GOAL: Check each line of the records below for the word "this" and copy those where it appears.

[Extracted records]
****************************************
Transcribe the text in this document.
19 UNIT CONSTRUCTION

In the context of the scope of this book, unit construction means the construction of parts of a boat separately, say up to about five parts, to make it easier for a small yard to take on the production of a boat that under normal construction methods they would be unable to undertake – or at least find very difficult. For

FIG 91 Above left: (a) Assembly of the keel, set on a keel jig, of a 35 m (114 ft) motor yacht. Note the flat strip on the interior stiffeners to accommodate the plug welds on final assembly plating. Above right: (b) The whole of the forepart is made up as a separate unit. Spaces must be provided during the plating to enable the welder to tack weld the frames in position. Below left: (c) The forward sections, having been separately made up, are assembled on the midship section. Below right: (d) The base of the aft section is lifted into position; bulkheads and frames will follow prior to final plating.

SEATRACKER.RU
****************************************
REPLY:
Transcribe the text in this document.
In the context of the scope of this book, unit construction means the construction of parts of a boat separately, say up to about five parts, to make it easier for a small yard to take on the production of a boat that under normal construction methods they would be unable to undertake – or at least find very difficult. For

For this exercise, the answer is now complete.